» **Exercise description**
Copy the lines holding the word "triangle", all of them.

■ ■ ■ ■ ■

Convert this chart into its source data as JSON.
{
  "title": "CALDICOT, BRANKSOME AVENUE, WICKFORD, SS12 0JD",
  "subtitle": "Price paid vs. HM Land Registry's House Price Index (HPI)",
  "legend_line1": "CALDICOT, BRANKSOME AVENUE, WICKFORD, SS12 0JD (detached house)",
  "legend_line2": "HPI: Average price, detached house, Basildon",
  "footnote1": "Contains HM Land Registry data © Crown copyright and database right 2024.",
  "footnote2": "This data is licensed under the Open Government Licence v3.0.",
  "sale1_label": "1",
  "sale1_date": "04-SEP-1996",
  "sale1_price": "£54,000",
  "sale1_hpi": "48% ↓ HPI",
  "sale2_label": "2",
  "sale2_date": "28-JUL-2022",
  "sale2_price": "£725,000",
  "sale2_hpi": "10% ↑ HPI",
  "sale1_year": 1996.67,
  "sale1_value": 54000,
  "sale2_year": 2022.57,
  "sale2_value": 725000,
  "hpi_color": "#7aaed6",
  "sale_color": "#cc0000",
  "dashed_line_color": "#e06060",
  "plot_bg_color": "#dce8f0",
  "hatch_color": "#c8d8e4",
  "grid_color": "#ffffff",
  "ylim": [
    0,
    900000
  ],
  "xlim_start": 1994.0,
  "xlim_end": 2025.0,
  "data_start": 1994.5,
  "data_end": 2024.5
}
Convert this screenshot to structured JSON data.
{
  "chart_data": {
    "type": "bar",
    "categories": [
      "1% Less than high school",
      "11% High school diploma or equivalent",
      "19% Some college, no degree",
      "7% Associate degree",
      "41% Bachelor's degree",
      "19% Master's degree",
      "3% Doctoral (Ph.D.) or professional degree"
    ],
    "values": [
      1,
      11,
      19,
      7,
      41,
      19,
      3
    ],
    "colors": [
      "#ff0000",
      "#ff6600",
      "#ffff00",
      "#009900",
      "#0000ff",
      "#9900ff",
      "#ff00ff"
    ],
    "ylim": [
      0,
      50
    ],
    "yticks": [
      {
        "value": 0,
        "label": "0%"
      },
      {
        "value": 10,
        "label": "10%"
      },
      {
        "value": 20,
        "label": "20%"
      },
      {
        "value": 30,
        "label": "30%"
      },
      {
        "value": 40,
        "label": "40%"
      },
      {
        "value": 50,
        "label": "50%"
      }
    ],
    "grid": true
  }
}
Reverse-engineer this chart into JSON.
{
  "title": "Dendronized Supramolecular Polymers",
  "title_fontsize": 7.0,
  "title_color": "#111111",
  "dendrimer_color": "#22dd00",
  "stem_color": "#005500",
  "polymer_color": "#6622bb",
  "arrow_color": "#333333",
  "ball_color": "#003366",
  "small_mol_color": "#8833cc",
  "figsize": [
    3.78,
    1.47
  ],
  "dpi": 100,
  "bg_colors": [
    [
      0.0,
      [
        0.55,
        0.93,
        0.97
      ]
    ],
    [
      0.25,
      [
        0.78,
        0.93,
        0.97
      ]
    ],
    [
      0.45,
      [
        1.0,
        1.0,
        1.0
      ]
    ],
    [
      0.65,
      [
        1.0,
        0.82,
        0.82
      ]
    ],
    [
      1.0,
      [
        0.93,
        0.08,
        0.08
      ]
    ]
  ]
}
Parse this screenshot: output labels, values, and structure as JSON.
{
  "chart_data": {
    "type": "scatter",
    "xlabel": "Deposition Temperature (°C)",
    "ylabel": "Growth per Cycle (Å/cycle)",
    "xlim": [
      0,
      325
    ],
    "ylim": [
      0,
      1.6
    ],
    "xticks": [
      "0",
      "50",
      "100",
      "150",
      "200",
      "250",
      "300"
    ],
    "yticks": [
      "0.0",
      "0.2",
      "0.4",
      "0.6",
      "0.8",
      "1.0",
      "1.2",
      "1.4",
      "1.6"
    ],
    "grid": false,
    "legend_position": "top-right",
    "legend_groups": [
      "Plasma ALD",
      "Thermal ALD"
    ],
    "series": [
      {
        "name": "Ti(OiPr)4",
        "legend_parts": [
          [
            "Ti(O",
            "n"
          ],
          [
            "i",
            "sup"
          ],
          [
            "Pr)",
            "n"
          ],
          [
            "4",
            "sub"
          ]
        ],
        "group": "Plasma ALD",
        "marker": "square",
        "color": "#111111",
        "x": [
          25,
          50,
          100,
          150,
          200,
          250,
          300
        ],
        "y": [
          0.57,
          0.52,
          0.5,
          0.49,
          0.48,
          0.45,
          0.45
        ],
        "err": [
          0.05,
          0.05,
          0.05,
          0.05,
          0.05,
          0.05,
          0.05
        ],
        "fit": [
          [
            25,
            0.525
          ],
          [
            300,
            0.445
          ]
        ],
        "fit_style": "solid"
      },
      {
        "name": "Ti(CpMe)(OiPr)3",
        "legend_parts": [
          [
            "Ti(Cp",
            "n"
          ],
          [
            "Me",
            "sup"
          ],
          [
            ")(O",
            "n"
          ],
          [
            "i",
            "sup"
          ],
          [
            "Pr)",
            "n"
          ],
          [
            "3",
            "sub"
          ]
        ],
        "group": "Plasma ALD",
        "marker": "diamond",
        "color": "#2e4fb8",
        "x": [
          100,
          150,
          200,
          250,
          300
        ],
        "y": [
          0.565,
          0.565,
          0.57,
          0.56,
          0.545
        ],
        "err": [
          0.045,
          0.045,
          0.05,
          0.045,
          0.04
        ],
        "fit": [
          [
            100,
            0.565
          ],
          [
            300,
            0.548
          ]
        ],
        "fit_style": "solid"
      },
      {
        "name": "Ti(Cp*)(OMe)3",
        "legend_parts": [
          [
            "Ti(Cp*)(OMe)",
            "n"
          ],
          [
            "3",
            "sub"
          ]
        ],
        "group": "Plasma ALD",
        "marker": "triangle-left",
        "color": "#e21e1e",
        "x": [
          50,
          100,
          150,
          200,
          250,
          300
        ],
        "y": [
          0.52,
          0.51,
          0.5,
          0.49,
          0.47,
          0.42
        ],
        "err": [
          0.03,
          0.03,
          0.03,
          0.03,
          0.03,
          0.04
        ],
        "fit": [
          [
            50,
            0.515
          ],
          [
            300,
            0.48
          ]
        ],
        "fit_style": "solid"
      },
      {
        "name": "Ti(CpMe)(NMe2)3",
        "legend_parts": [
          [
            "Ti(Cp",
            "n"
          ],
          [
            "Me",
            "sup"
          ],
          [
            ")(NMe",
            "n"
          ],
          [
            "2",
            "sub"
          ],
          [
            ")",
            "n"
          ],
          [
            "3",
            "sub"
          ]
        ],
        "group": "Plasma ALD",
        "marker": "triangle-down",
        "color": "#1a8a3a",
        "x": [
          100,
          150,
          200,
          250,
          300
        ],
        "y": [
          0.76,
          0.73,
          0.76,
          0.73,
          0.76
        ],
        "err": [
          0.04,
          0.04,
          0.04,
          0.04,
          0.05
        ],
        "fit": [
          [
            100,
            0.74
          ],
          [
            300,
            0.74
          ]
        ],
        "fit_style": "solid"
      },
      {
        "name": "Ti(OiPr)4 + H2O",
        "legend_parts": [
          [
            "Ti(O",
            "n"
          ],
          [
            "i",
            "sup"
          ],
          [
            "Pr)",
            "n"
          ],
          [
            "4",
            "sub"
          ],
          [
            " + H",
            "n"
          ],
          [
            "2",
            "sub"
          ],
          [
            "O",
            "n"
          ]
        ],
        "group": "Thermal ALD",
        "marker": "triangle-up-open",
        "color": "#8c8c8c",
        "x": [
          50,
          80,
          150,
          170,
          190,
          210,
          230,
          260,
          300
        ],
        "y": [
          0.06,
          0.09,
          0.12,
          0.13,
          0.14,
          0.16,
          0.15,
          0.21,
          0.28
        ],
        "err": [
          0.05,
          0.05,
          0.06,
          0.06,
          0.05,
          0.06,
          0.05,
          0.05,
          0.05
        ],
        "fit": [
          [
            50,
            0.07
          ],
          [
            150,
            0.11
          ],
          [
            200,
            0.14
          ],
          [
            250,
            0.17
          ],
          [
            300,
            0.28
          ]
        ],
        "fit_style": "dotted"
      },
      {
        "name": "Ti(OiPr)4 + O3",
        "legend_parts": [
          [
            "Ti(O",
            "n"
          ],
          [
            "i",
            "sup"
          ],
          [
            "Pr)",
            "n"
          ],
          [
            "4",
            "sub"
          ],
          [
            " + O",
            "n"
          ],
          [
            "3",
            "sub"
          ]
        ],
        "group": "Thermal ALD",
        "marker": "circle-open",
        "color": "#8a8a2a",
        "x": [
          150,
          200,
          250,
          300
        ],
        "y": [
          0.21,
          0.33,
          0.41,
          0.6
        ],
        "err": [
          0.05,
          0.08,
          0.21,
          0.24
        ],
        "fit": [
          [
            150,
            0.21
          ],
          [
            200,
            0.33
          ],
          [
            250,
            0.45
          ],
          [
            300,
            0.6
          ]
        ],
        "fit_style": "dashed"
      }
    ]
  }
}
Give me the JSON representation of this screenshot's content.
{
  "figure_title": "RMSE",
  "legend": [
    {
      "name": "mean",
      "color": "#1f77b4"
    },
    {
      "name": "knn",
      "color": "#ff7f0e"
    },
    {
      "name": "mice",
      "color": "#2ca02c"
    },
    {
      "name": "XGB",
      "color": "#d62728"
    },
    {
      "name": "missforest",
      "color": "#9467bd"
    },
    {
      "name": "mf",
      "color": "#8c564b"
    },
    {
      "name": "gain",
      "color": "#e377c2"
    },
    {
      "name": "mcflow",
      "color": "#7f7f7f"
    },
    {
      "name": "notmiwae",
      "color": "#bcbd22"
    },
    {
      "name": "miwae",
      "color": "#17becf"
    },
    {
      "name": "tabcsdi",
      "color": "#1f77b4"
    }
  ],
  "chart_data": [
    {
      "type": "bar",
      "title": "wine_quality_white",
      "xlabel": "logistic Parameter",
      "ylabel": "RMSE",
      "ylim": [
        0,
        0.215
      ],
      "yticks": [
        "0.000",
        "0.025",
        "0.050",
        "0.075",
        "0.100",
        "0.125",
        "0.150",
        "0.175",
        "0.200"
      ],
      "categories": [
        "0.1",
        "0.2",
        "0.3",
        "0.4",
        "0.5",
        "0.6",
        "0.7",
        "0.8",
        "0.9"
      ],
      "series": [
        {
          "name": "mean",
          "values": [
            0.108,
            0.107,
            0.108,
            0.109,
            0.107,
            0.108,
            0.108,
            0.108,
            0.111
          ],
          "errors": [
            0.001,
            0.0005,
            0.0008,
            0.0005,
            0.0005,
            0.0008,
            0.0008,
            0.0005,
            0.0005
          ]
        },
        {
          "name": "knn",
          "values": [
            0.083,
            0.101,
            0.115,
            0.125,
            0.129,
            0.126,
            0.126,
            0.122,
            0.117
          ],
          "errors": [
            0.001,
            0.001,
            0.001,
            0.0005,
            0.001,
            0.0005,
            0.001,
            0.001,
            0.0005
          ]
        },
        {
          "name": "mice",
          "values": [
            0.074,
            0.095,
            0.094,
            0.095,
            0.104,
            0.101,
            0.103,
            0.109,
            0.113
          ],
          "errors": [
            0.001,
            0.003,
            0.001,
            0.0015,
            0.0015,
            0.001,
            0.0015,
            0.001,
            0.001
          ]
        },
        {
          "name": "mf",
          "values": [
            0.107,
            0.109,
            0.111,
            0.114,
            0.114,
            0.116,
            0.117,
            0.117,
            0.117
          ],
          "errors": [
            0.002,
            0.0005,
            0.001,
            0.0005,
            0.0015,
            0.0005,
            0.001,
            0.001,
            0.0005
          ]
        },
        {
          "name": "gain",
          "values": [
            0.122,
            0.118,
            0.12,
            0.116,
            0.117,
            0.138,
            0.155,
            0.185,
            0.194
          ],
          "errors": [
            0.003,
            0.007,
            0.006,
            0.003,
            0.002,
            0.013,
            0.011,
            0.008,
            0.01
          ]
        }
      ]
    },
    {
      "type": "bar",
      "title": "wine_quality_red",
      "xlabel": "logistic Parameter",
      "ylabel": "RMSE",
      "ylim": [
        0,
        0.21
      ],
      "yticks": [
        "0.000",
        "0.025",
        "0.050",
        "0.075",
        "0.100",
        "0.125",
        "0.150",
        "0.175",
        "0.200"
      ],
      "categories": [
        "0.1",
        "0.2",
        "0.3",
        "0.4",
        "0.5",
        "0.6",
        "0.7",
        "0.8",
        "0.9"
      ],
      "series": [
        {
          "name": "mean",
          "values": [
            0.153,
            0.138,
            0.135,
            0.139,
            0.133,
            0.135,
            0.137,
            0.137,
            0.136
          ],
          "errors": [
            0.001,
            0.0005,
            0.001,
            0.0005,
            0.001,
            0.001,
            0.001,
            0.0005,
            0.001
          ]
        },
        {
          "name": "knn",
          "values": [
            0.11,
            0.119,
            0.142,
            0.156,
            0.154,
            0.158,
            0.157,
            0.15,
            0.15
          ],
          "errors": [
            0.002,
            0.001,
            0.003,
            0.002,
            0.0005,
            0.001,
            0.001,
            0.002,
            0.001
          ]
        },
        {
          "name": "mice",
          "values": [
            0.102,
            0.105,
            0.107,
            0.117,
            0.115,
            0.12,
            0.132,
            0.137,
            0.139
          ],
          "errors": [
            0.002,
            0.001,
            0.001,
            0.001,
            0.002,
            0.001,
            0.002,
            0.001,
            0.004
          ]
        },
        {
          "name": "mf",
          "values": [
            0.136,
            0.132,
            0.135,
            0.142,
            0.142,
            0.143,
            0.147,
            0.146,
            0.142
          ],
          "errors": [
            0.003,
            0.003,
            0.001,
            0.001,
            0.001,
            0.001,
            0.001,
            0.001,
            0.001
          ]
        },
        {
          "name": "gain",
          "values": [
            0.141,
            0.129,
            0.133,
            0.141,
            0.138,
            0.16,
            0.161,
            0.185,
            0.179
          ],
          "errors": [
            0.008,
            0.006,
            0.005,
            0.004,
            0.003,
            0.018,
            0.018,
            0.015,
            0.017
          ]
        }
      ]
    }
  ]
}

■ ■ ■ ■ ■

» **Exercise answer**
        "marker": "triangle-left",
        "marker": "triangle-down",
        "marker": "triangle-up-open",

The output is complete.